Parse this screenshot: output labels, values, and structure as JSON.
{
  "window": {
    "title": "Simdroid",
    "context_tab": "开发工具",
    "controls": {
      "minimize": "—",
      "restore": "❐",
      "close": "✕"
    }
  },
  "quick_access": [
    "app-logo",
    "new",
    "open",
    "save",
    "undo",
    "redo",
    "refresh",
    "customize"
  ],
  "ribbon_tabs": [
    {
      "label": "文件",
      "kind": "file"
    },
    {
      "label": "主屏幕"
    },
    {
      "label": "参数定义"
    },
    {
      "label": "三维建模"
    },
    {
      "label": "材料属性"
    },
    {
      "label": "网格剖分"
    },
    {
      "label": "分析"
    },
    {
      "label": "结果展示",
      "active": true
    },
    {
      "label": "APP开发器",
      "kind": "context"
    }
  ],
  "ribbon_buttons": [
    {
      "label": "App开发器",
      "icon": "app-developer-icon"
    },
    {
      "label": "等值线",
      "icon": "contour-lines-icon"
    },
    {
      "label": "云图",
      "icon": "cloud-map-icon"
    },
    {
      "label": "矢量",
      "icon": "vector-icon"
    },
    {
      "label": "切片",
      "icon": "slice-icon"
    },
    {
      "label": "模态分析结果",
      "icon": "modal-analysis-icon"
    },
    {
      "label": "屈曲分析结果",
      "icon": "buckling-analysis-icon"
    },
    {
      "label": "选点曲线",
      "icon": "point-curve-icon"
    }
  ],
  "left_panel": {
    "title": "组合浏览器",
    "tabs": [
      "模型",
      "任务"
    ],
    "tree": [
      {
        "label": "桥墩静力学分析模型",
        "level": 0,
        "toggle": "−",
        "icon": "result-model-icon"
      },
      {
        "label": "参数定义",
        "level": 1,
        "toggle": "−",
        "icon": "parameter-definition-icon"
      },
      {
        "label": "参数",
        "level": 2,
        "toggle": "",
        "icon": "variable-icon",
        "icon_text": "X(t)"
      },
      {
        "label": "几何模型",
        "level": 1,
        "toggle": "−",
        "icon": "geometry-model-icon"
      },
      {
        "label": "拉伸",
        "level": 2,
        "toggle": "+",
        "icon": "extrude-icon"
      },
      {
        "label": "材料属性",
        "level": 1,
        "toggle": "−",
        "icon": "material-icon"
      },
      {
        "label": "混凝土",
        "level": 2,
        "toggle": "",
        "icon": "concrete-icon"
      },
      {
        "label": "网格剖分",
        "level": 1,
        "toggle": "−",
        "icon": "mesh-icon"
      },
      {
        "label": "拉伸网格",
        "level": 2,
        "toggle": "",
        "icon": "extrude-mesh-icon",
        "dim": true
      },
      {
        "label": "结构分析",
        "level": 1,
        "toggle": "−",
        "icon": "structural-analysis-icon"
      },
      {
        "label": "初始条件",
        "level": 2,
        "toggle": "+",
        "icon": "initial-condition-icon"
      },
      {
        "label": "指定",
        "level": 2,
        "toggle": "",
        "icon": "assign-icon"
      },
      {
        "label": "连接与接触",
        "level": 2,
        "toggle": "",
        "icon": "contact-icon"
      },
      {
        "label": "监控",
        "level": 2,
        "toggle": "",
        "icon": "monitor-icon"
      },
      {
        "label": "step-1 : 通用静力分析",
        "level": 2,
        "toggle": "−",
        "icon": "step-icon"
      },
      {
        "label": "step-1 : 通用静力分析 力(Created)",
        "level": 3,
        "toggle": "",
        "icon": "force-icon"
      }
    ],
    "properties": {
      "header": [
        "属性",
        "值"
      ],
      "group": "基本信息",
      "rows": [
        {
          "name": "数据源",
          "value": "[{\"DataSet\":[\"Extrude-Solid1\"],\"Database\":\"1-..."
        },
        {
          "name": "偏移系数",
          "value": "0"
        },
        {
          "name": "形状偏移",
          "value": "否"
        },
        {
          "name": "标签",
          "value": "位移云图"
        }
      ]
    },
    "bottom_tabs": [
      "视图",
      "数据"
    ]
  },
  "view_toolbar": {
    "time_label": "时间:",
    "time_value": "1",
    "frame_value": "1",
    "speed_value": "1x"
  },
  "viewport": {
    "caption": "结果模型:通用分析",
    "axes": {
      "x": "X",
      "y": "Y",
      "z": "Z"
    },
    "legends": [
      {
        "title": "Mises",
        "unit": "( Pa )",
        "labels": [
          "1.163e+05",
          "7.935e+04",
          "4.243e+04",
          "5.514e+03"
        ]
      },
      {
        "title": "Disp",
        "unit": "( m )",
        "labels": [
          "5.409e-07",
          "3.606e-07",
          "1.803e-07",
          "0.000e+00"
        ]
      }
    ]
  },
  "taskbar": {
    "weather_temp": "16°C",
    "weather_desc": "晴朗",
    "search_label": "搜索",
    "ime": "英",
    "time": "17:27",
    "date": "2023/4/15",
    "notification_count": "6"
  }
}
============================================================
- [Exercise prompt]
Restate each record exactly as written.

- [Expected answer]
Parse this screenshot: output labels, values, and structure as JSON.
{
  "window": {
    "title": "Simdroid",
    "context_tab": "开发工具",
    "controls": {
      "minimize": "—",
      "restore": "❐",
      "close": "✕"
    }
  },
  "quick_access": [
    "app-logo",
    "new",
    "open",
    "save",
    "undo",
    "redo",
    "refresh",
    "customize"
  ],
  "ribbon_tabs": [
    {
      "label": "文件",
      "kind": "file"
    },
    {
      "label": "主屏幕"
    },
    {
      "label": "参数定义"
    },
    {
      "label": "三维建模"
    },
    {
      "label": "材料属性"
    },
    {
      "label": "网格剖分"
    },
    {
      "label": "分析"
    },
    {
      "label": "结果展示",
      "active": true
    },
    {
      "label": "APP开发器",
      "kind": "context"
    }
  ],
  "ribbon_buttons": [
    {
      "label": "App开发器",
      "icon": "app-developer-icon"
    },
    {
      "label": "等值线",
      "icon": "contour-lines-icon"
    },
    {
      "label": "云图",
      "icon": "cloud-map-icon"
    },
    {
      "label": "矢量",
      "icon": "vector-icon"
    },
    {
      "label": "切片",
      "icon": "slice-icon"
    },
    {
      "label": "模态分析结果",
      "icon": "modal-analysis-icon"
    },
    {
      "label": "屈曲分析结果",
      "icon": "buckling-analysis-icon"
    },
    {
      "label": "选点曲线",
      "icon": "point-curve-icon"
    }
  ],
  "left_panel": {
    "title": "组合浏览器",
    "tabs": [
      "模型",
      "任务"
    ],
    "tree": [
      {
        "label": "桥墩静力学分析模型",
        "level": 0,
        "toggle": "−",
        "icon": "result-model-icon"
      },
      {
        "label": "参数定义",
        "level": 1,
        "toggle": "−",
        "icon": "parameter-definition-icon"
      },
      {
        "label": "参数",
        "level": 2,
        "toggle": "",
        "icon": "variable-icon",
        "icon_text": "X(t)"
      },
      {
        "label": "几何模型",
        "level": 1,
        "toggle": "−",
        "icon": "geometry-model-icon"
      },
      {
        "label": "拉伸",
        "level": 2,
        "toggle": "+",
        "icon": "extrude-icon"
      },
      {
        "label": "材料属性",
        "level": 1,
        "toggle": "−",
        "icon": "material-icon"
      },
      {
        "label": "混凝土",
        "level": 2,
        "toggle": "",
        "icon": "concrete-icon"
      },
      {
        "label": "网格剖分",
        "level": 1,
        "toggle": "−",
        "icon": "mesh-icon"
      },
      {
        "label": "拉伸网格",
        "level": 2,
        "toggle": "",
        "icon": "extrude-mesh-icon",
        "dim": true
      },
      {
        "label": "结构分析",
        "level": 1,
        "toggle": "−",
        "icon": "structural-analysis-icon"
      },
      {
        "label": "初始条件",
        "level": 2,
        "toggle": "+",
        "icon": "initial-condition-icon"
      },
      {
        "label": "指定",
        "level": 2,
        "toggle": "",
        "icon": "assign-icon"
      },
      {
        "label": "连接与接触",
        "level": 2,
        "toggle": "",
        "icon": "contact-icon"
      },
      {
        "label": "监控",
        "level": 2,
        "toggle": "",
        "icon": "monitor-icon"
      },
      {
        "label": "step-1 : 通用静力分析",
        "level": 2,
        "toggle": "−",
        "icon": "step-icon"
      },
      {
        "label": "step-1 : 通用静力分析 力(Created)",
        "level": 3,
        "toggle": "",
        "icon": "force-icon"
      }
    ],
    "properties": {
      "header": [
        "属性",
        "值"
      ],
      "group": "基本信息",
      "rows": [
        {
          "name": "数据源",
          "value": "[{\"DataSet\":[\"Extrude-Solid1\"],\"Database\":\"1-..."
        },
        {
          "name": "偏移系数",
          "value": "0"
        },
        {
          "name": "形状偏移",
          "value": "否"
        },
        {
          "name": "标签",
          "value": "位移云图"
        }
      ]
    },
    "bottom_tabs": [
      "视图",
      "数据"
    ]
  },
  "view_toolbar": {
    "time_label": "时间:",
    "time_value": "1",
    "frame_value": "1",
    "speed_value": "1x"
  },
  "viewport": {
    "caption": "结果模型:通用分析",
    "axes": {
      "x": "X",
      "y": "Y",
      "z": "Z"
    },
    "legends": [
      {
        "title": "Mises",
        "unit": "( Pa )",
        "labels": [
          "1.163e+05",
          "7.935e+04",
          "4.243e+04",
          "5.514e+03"
        ]
      },
      {
        "title": "Disp",
        "unit": "( m )",
        "labels": [
          "5.409e-07",
          "3.606e-07",
          "1.803e-07",
          "0.000e+00"
        ]
      }
    ]
  },
  "taskbar": {
    "weather_temp": "16°C",
    "weather_desc": "晴朗",
    "search_label": "搜索",
    "ime": "英",
    "time": "17:27",
    "date": "2023/4/15",
    "notification_count": "6"
  }
}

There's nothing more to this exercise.